• **STATED PROBLEM**: Across the material below, how many lines contain the word "разрешений"? Give only the number.

• **EXERCISE MATERIAL**:
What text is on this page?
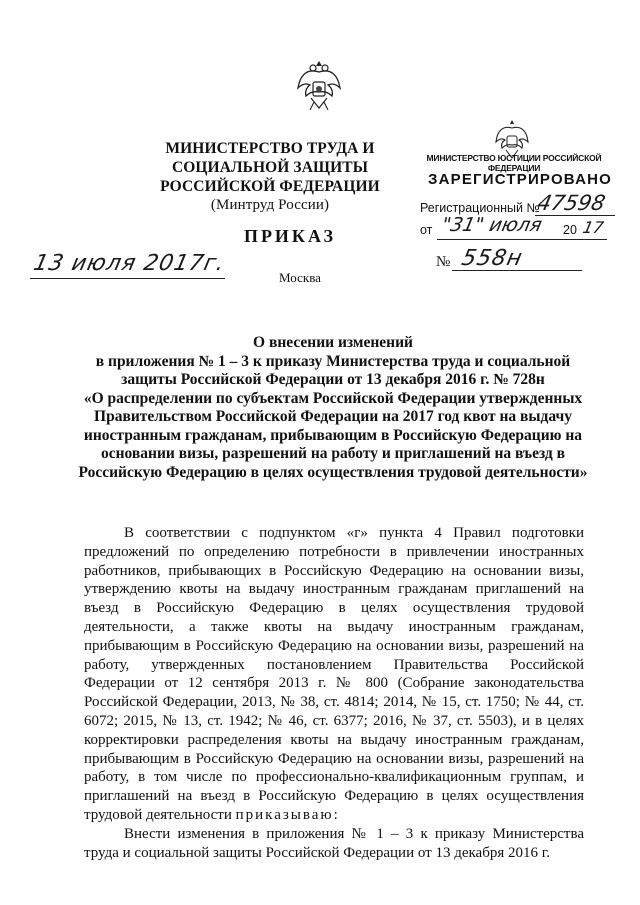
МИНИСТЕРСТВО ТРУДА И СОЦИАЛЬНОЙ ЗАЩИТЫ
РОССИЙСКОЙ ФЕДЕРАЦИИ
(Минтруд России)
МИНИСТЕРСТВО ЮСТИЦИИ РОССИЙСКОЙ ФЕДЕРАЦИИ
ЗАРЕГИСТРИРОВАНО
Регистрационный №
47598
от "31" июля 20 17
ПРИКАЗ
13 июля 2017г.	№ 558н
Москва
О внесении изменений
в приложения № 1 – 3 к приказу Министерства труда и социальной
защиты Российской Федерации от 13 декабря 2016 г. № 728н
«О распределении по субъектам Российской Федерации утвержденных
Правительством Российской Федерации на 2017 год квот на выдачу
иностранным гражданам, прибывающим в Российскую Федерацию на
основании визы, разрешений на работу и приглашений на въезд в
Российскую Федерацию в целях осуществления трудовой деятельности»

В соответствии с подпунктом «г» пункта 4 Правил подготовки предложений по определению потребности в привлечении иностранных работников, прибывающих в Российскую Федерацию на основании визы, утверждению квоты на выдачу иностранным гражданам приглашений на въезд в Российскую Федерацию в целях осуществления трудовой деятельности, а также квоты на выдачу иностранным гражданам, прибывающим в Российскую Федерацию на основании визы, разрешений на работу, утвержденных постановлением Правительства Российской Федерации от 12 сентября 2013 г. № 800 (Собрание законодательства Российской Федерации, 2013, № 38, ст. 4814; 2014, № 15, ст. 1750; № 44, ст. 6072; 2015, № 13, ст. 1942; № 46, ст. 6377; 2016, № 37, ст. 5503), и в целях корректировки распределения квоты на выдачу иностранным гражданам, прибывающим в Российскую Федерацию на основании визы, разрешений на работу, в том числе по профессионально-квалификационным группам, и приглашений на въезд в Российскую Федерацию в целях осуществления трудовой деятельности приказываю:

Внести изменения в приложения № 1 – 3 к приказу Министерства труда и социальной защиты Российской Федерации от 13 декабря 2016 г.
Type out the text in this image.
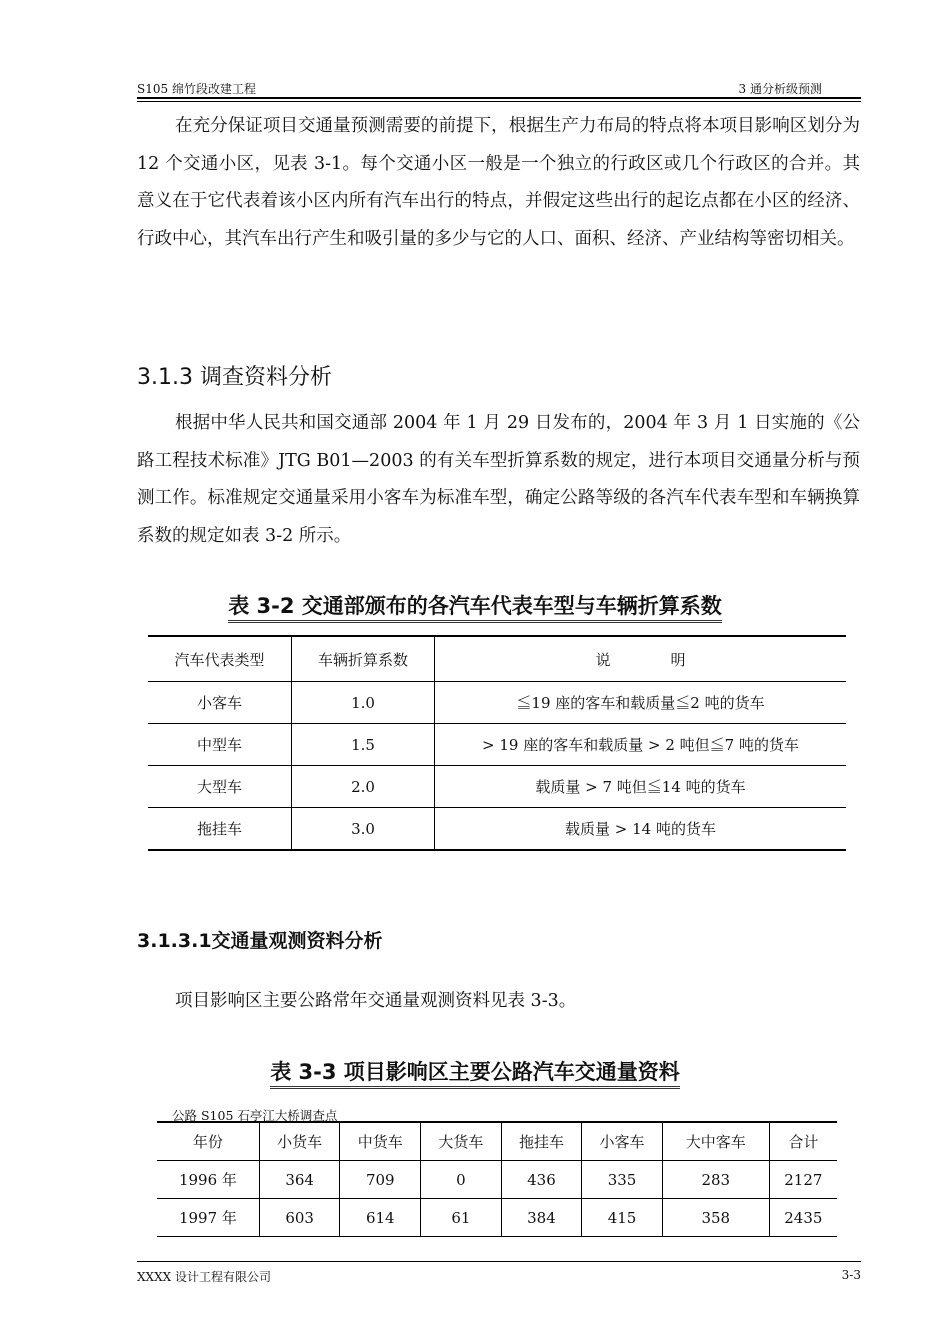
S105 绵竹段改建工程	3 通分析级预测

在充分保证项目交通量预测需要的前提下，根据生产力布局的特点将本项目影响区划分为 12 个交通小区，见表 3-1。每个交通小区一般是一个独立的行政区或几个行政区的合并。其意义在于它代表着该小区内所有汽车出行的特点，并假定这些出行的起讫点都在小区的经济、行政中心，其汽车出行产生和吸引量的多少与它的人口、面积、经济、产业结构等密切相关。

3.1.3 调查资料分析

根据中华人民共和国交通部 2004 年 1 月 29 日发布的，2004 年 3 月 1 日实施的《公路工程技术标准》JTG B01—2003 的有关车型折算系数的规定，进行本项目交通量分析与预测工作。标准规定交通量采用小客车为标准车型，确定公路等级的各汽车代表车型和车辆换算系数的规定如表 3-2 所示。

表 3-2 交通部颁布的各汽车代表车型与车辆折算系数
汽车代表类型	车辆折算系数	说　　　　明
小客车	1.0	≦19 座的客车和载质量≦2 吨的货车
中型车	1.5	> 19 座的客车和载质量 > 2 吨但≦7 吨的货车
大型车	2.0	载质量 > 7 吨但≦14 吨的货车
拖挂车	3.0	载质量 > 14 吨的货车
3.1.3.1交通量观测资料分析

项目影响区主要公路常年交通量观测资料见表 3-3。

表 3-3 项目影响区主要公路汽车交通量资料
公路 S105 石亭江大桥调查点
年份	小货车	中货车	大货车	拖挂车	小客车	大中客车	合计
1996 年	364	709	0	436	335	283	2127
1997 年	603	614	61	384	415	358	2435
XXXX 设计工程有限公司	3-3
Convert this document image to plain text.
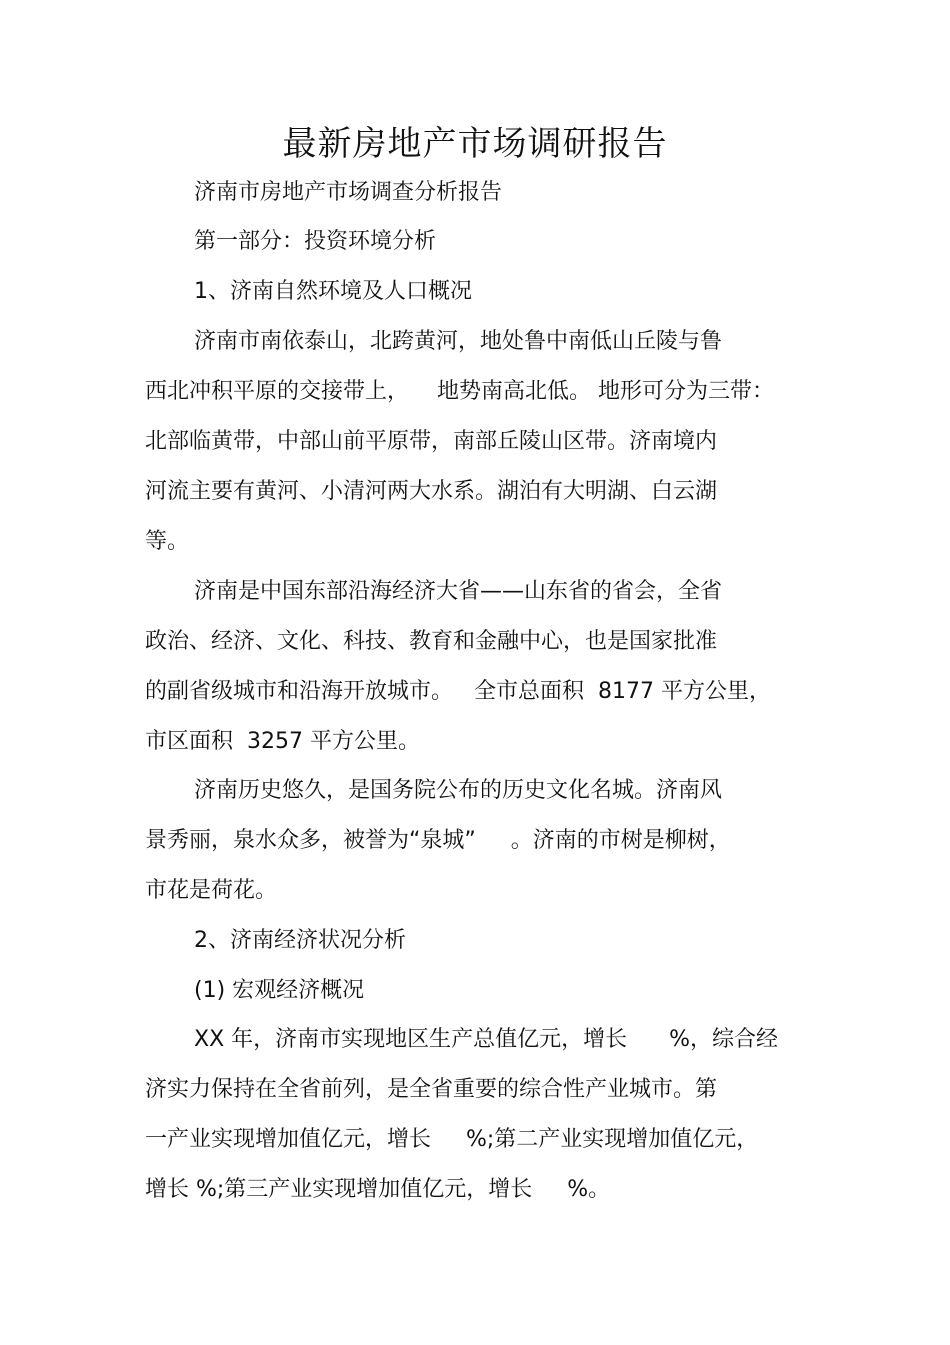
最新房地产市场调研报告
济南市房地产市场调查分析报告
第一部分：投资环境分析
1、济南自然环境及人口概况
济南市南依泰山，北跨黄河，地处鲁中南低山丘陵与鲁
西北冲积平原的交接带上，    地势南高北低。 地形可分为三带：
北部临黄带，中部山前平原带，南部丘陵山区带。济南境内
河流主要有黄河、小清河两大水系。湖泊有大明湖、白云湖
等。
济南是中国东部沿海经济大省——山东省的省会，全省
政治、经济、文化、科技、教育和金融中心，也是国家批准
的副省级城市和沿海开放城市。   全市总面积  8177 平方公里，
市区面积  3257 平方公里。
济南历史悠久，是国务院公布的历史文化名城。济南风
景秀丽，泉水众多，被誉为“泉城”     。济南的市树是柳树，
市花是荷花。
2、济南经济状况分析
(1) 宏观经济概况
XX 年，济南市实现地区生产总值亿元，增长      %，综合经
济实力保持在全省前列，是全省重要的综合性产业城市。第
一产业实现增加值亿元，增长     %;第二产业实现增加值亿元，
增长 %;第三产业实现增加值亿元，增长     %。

• **SOLUTION TO THIS TASK**: 2